» **Stored data**
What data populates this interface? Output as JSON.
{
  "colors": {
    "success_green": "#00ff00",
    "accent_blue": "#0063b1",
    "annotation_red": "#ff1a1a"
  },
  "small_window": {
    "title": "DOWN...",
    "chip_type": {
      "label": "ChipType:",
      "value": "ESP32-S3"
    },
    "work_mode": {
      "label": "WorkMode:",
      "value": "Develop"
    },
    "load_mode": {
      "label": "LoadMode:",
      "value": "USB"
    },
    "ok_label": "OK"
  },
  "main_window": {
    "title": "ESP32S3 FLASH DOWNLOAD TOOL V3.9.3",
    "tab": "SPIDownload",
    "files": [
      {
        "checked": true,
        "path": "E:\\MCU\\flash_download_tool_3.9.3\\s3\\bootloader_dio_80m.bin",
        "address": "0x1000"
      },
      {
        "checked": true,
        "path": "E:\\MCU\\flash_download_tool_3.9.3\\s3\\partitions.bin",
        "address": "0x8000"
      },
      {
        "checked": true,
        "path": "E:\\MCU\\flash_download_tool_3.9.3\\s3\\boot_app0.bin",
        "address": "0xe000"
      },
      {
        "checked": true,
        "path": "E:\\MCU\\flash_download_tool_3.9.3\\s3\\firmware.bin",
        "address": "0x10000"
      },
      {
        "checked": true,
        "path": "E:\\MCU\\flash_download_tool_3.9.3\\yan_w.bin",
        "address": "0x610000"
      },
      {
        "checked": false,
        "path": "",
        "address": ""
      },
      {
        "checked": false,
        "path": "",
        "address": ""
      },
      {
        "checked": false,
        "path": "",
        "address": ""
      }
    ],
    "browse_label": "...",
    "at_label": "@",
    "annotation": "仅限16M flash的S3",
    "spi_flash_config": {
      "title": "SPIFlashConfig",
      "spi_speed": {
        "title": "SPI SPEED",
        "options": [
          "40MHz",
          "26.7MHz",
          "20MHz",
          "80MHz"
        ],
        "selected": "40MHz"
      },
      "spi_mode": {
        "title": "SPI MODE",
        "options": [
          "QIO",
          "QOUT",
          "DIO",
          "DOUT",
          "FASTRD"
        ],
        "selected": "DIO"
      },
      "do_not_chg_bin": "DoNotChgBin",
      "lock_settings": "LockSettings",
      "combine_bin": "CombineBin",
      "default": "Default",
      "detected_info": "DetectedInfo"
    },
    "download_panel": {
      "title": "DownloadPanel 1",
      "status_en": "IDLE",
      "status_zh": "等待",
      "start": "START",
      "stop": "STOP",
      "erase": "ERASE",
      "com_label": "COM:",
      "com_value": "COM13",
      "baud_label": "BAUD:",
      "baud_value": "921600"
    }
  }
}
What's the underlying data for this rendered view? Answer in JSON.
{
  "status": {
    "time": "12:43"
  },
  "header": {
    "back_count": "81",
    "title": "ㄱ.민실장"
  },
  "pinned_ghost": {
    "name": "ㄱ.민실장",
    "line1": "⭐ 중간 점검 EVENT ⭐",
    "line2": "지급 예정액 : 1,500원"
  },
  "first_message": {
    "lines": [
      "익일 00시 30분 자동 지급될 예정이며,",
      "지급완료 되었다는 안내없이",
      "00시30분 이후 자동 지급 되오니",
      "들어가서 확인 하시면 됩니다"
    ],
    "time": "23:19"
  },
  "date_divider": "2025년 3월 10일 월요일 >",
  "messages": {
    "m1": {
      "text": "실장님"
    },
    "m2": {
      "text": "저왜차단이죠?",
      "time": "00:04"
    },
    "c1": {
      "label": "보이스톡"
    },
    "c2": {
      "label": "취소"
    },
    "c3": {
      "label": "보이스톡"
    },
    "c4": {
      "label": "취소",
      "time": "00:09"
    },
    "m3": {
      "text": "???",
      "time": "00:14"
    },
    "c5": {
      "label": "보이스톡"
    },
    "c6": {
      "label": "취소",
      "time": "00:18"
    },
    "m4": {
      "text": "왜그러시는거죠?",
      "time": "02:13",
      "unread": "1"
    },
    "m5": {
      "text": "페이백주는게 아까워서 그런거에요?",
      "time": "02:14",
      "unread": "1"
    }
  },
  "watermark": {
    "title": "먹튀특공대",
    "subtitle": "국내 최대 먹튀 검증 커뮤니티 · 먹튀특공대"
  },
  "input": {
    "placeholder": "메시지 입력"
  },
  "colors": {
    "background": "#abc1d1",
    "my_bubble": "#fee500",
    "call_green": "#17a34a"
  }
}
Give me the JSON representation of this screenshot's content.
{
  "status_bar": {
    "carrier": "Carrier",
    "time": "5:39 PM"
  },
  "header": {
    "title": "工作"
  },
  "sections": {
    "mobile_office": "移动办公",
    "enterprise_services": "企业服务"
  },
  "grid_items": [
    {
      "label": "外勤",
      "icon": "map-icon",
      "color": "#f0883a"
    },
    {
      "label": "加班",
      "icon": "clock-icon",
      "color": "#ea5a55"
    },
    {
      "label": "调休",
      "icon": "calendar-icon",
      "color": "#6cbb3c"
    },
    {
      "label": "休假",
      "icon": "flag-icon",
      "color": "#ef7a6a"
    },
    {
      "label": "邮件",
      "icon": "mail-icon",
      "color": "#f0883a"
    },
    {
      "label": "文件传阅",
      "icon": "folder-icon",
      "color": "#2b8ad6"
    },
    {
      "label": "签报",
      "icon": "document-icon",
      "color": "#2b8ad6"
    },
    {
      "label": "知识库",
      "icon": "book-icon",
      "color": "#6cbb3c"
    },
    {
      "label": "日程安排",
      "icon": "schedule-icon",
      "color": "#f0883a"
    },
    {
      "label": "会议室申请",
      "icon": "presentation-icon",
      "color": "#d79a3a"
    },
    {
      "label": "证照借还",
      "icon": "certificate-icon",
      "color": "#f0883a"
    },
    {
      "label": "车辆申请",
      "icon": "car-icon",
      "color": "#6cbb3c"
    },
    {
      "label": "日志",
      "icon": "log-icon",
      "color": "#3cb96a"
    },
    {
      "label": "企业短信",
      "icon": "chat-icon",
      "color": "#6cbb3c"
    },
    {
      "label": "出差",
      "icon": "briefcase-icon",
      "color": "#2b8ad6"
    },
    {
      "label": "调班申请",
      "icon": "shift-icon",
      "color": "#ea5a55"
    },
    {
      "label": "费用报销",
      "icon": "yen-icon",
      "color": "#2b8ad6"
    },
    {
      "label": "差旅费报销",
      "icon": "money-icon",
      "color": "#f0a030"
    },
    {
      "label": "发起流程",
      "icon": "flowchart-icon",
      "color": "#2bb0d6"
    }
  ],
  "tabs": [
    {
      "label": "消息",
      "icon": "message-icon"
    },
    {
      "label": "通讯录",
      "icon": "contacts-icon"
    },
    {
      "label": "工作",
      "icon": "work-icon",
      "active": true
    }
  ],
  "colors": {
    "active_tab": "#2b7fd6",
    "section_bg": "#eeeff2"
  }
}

» **WHAT THIS TASK INVOLVES**
All of the material must be reproduced exactly.

» **ANSWER**
What data populates this interface? Output as JSON.
{
  "colors": {
    "success_green": "#00ff00",
    "accent_blue": "#0063b1",
    "annotation_red": "#ff1a1a"
  },
  "small_window": {
    "title": "DOWN...",
    "chip_type": {
      "label": "ChipType:",
      "value": "ESP32-S3"
    },
    "work_mode": {
      "label": "WorkMode:",
      "value": "Develop"
    },
    "load_mode": {
      "label": "LoadMode:",
      "value": "USB"
    },
    "ok_label": "OK"
  },
  "main_window": {
    "title": "ESP32S3 FLASH DOWNLOAD TOOL V3.9.3",
    "tab": "SPIDownload",
    "files": [
      {
        "checked": true,
        "path": "E:\\MCU\\flash_download_tool_3.9.3\\s3\\bootloader_dio_80m.bin",
        "address": "0x1000"
      },
      {
        "checked": true,
        "path": "E:\\MCU\\flash_download_tool_3.9.3\\s3\\partitions.bin",
        "address": "0x8000"
      },
      {
        "checked": true,
        "path": "E:\\MCU\\flash_download_tool_3.9.3\\s3\\boot_app0.bin",
        "address": "0xe000"
      },
      {
        "checked": true,
        "path": "E:\\MCU\\flash_download_tool_3.9.3\\s3\\firmware.bin",
        "address": "0x10000"
      },
      {
        "checked": true,
        "path": "E:\\MCU\\flash_download_tool_3.9.3\\yan_w.bin",
        "address": "0x610000"
      },
      {
        "checked": false,
        "path": "",
        "address": ""
      },
      {
        "checked": false,
        "path": "",
        "address": ""
      },
      {
        "checked": false,
        "path": "",
        "address": ""
      }
    ],
    "browse_label": "...",
    "at_label": "@",
    "annotation": "仅限16M flash的S3",
    "spi_flash_config": {
      "title": "SPIFlashConfig",
      "spi_speed": {
        "title": "SPI SPEED",
        "options": [
          "40MHz",
          "26.7MHz",
          "20MHz",
          "80MHz"
        ],
        "selected": "40MHz"
      },
      "spi_mode": {
        "title": "SPI MODE",
        "options": [
          "QIO",
          "QOUT",
          "DIO",
          "DOUT",
          "FASTRD"
        ],
        "selected": "DIO"
      },
      "do_not_chg_bin": "DoNotChgBin",
      "lock_settings": "LockSettings",
      "combine_bin": "CombineBin",
      "default": "Default",
      "detected_info": "DetectedInfo"
    },
    "download_panel": {
      "title": "DownloadPanel 1",
      "status_en": "IDLE",
      "status_zh": "等待",
      "start": "START",
      "stop": "STOP",
      "erase": "ERASE",
      "com_label": "COM:",
      "com_value": "COM13",
      "baud_label": "BAUD:",
      "baud_value": "921600"
    }
  }
}
What's the underlying data for this rendered view? Answer in JSON.
{
  "status": {
    "time": "12:43"
  },
  "header": {
    "back_count": "81",
    "title": "ㄱ.민실장"
  },
  "pinned_ghost": {
    "name": "ㄱ.민실장",
    "line1": "⭐ 중간 점검 EVENT ⭐",
    "line2": "지급 예정액 : 1,500원"
  },
  "first_message": {
    "lines": [
      "익일 00시 30분 자동 지급될 예정이며,",
      "지급완료 되었다는 안내없이",
      "00시30분 이후 자동 지급 되오니",
      "들어가서 확인 하시면 됩니다"
    ],
    "time": "23:19"
  },
  "date_divider": "2025년 3월 10일 월요일 >",
  "messages": {
    "m1": {
      "text": "실장님"
    },
    "m2": {
      "text": "저왜차단이죠?",
      "time": "00:04"
    },
    "c1": {
      "label": "보이스톡"
    },
    "c2": {
      "label": "취소"
    },
    "c3": {
      "label": "보이스톡"
    },
    "c4": {
      "label": "취소",
      "time": "00:09"
    },
    "m3": {
      "text": "???",
      "time": "00:14"
    },
    "c5": {
      "label": "보이스톡"
    },
    "c6": {
      "label": "취소",
      "time": "00:18"
    },
    "m4": {
      "text": "왜그러시는거죠?",
      "time": "02:13",
      "unread": "1"
    },
    "m5": {
      "text": "페이백주는게 아까워서 그런거에요?",
      "time": "02:14",
      "unread": "1"
    }
  },
  "watermark": {
    "title": "먹튀특공대",
    "subtitle": "국내 최대 먹튀 검증 커뮤니티 · 먹튀특공대"
  },
  "input": {
    "placeholder": "메시지 입력"
  },
  "colors": {
    "background": "#abc1d1",
    "my_bubble": "#fee500",
    "call_green": "#17a34a"
  }
}
Give me the JSON representation of this screenshot's content.
{
  "status_bar": {
    "carrier": "Carrier",
    "time": "5:39 PM"
  },
  "header": {
    "title": "工作"
  },
  "sections": {
    "mobile_office": "移动办公",
    "enterprise_services": "企业服务"
  },
  "grid_items": [
    {
      "label": "外勤",
      "icon": "map-icon",
      "color": "#f0883a"
    },
    {
      "label": "加班",
      "icon": "clock-icon",
      "color": "#ea5a55"
    },
    {
      "label": "调休",
      "icon": "calendar-icon",
      "color": "#6cbb3c"
    },
    {
      "label": "休假",
      "icon": "flag-icon",
      "color": "#ef7a6a"
    },
    {
      "label": "邮件",
      "icon": "mail-icon",
      "color": "#f0883a"
    },
    {
      "label": "文件传阅",
      "icon": "folder-icon",
      "color": "#2b8ad6"
    },
    {
      "label": "签报",
      "icon": "document-icon",
      "color": "#2b8ad6"
    },
    {
      "label": "知识库",
      "icon": "book-icon",
      "color": "#6cbb3c"
    },
    {
      "label": "日程安排",
      "icon": "schedule-icon",
      "color": "#f0883a"
    },
    {
      "label": "会议室申请",
      "icon": "presentation-icon",
      "color": "#d79a3a"
    },
    {
      "label": "证照借还",
      "icon": "certificate-icon",
      "color": "#f0883a"
    },
    {
      "label": "车辆申请",
      "icon": "car-icon",
      "color": "#6cbb3c"
    },
    {
      "label": "日志",
      "icon": "log-icon",
      "color": "#3cb96a"
    },
    {
      "label": "企业短信",
      "icon": "chat-icon",
      "color": "#6cbb3c"
    },
    {
      "label": "出差",
      "icon": "briefcase-icon",
      "color": "#2b8ad6"
    },
    {
      "label": "调班申请",
      "icon": "shift-icon",
      "color": "#ea5a55"
    },
    {
      "label": "费用报销",
      "icon": "yen-icon",
      "color": "#2b8ad6"
    },
    {
      "label": "差旅费报销",
      "icon": "money-icon",
      "color": "#f0a030"
    },
    {
      "label": "发起流程",
      "icon": "flowchart-icon",
      "color": "#2bb0d6"
    }
  ],
  "tabs": [
    {
      "label": "消息",
      "icon": "message-icon"
    },
    {
      "label": "通讯录",
      "icon": "contacts-icon"
    },
    {
      "label": "工作",
      "icon": "work-icon",
      "active": true
    }
  ],
  "colors": {
    "active_tab": "#2b7fd6",
    "section_bg": "#eeeff2"
  }
}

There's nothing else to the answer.